begin Provided material

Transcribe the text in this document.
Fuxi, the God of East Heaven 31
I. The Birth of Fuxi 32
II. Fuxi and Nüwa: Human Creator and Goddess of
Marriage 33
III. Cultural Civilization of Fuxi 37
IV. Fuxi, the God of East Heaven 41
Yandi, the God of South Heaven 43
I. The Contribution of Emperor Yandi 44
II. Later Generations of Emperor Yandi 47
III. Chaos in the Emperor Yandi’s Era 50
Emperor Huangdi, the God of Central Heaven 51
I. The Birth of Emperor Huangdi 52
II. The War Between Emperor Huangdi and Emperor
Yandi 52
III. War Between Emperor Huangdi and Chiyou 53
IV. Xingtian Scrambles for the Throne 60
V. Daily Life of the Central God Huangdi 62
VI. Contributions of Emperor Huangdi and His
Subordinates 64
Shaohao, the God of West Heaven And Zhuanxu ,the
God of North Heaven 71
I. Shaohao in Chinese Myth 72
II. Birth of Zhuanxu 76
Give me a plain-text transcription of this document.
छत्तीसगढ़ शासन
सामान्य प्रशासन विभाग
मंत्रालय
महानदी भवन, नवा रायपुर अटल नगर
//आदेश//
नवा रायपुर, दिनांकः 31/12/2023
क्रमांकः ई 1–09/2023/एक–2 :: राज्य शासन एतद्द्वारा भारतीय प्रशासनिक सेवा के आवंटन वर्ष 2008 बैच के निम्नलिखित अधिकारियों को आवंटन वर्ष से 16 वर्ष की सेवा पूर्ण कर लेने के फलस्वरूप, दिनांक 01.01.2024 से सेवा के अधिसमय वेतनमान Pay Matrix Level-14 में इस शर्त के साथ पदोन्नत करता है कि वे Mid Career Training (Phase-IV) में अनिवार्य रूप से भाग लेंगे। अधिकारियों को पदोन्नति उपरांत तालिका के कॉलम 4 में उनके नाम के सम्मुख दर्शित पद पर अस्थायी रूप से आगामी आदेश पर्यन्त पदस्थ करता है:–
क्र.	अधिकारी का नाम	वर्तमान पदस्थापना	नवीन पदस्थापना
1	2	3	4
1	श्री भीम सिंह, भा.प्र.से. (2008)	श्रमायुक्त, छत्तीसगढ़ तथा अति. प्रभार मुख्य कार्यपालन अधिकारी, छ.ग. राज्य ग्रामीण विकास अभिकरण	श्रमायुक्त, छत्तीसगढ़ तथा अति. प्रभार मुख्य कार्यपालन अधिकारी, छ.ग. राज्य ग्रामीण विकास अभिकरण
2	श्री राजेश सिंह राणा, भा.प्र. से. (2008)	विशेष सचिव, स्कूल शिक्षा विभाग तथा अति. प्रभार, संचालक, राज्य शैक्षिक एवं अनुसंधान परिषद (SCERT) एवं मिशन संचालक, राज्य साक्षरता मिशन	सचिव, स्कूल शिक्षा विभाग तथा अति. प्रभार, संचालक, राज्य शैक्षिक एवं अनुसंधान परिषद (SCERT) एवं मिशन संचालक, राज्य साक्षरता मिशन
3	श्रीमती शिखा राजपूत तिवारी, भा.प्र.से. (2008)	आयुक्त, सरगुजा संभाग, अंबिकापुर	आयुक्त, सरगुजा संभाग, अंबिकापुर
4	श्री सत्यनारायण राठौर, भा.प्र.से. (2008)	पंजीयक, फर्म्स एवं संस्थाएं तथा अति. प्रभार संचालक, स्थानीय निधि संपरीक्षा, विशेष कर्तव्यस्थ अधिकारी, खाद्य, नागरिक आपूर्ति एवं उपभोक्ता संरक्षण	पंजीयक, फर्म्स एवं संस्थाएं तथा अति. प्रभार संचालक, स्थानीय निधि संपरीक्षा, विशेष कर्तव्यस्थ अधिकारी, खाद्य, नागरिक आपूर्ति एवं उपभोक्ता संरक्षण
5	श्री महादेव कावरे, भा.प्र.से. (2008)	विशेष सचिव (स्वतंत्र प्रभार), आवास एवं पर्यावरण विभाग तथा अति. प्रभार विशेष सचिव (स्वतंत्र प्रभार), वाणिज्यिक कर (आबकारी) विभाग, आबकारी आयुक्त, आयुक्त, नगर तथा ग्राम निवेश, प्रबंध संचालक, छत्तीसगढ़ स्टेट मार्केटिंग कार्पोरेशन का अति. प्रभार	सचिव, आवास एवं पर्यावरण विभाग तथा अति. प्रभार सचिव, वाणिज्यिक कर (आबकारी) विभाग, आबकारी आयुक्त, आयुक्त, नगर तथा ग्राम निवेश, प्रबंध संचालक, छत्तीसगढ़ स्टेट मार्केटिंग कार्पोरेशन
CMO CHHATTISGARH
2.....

end Provided material

■ **What the exercise asks**: Reproduce the material exactly, with every line intact.

■ **Solution to this exercise**:
Transcribe the text in this document.
Fuxi, the God of East Heaven 31
I. The Birth of Fuxi 32
II. Fuxi and Nüwa: Human Creator and Goddess of
Marriage 33
III. Cultural Civilization of Fuxi 37
IV. Fuxi, the God of East Heaven 41
Yandi, the God of South Heaven 43
I. The Contribution of Emperor Yandi 44
II. Later Generations of Emperor Yandi 47
III. Chaos in the Emperor Yandi’s Era 50
Emperor Huangdi, the God of Central Heaven 51
I. The Birth of Emperor Huangdi 52
II. The War Between Emperor Huangdi and Emperor
Yandi 52
III. War Between Emperor Huangdi and Chiyou 53
IV. Xingtian Scrambles for the Throne 60
V. Daily Life of the Central God Huangdi 62
VI. Contributions of Emperor Huangdi and His
Subordinates 64
Shaohao, the God of West Heaven And Zhuanxu ,the
God of North Heaven 71
I. Shaohao in Chinese Myth 72
II. Birth of Zhuanxu 76
Give me a plain-text transcription of this document.
छत्तीसगढ़ शासन
सामान्य प्रशासन विभाग
मंत्रालय
महानदी भवन, नवा रायपुर अटल नगर
//आदेश//
नवा रायपुर, दिनांकः 31/12/2023
क्रमांकः ई 1–09/2023/एक–2 :: राज्य शासन एतद्द्वारा भारतीय प्रशासनिक सेवा के आवंटन वर्ष 2008 बैच के निम्नलिखित अधिकारियों को आवंटन वर्ष से 16 वर्ष की सेवा पूर्ण कर लेने के फलस्वरूप, दिनांक 01.01.2024 से सेवा के अधिसमय वेतनमान Pay Matrix Level-14 में इस शर्त के साथ पदोन्नत करता है कि वे Mid Career Training (Phase-IV) में अनिवार्य रूप से भाग लेंगे। अधिकारियों को पदोन्नति उपरांत तालिका के कॉलम 4 में उनके नाम के सम्मुख दर्शित पद पर अस्थायी रूप से आगामी आदेश पर्यन्त पदस्थ करता है:–
क्र.	अधिकारी का नाम	वर्तमान पदस्थापना	नवीन पदस्थापना
1	2	3	4
1	श्री भीम सिंह, भा.प्र.से. (2008)	श्रमायुक्त, छत्तीसगढ़ तथा अति. प्रभार मुख्य कार्यपालन अधिकारी, छ.ग. राज्य ग्रामीण विकास अभिकरण	श्रमायुक्त, छत्तीसगढ़ तथा अति. प्रभार मुख्य कार्यपालन अधिकारी, छ.ग. राज्य ग्रामीण विकास अभिकरण
2	श्री राजेश सिंह राणा, भा.प्र. से. (2008)	विशेष सचिव, स्कूल शिक्षा विभाग तथा अति. प्रभार, संचालक, राज्य शैक्षिक एवं अनुसंधान परिषद (SCERT) एवं मिशन संचालक, राज्य साक्षरता मिशन	सचिव, स्कूल शिक्षा विभाग तथा अति. प्रभार, संचालक, राज्य शैक्षिक एवं अनुसंधान परिषद (SCERT) एवं मिशन संचालक, राज्य साक्षरता मिशन
3	श्रीमती शिखा राजपूत तिवारी, भा.प्र.से. (2008)	आयुक्त, सरगुजा संभाग, अंबिकापुर	आयुक्त, सरगुजा संभाग, अंबिकापुर
4	श्री सत्यनारायण राठौर, भा.प्र.से. (2008)	पंजीयक, फर्म्स एवं संस्थाएं तथा अति. प्रभार संचालक, स्थानीय निधि संपरीक्षा, विशेष कर्तव्यस्थ अधिकारी, खाद्य, नागरिक आपूर्ति एवं उपभोक्ता संरक्षण	पंजीयक, फर्म्स एवं संस्थाएं तथा अति. प्रभार संचालक, स्थानीय निधि संपरीक्षा, विशेष कर्तव्यस्थ अधिकारी, खाद्य, नागरिक आपूर्ति एवं उपभोक्ता संरक्षण
5	श्री महादेव कावरे, भा.प्र.से. (2008)	विशेष सचिव (स्वतंत्र प्रभार), आवास एवं पर्यावरण विभाग तथा अति. प्रभार विशेष सचिव (स्वतंत्र प्रभार), वाणिज्यिक कर (आबकारी) विभाग, आबकारी आयुक्त, आयुक्त, नगर तथा ग्राम निवेश, प्रबंध संचालक, छत्तीसगढ़ स्टेट मार्केटिंग कार्पोरेशन का अति. प्रभार	सचिव, आवास एवं पर्यावरण विभाग तथा अति. प्रभार सचिव, वाणिज्यिक कर (आबकारी) विभाग, आबकारी आयुक्त, आयुक्त, नगर तथा ग्राम निवेश, प्रबंध संचालक, छत्तीसगढ़ स्टेट मार्केटिंग कार्पोरेशन
CMO CHHATTISGARH
2.....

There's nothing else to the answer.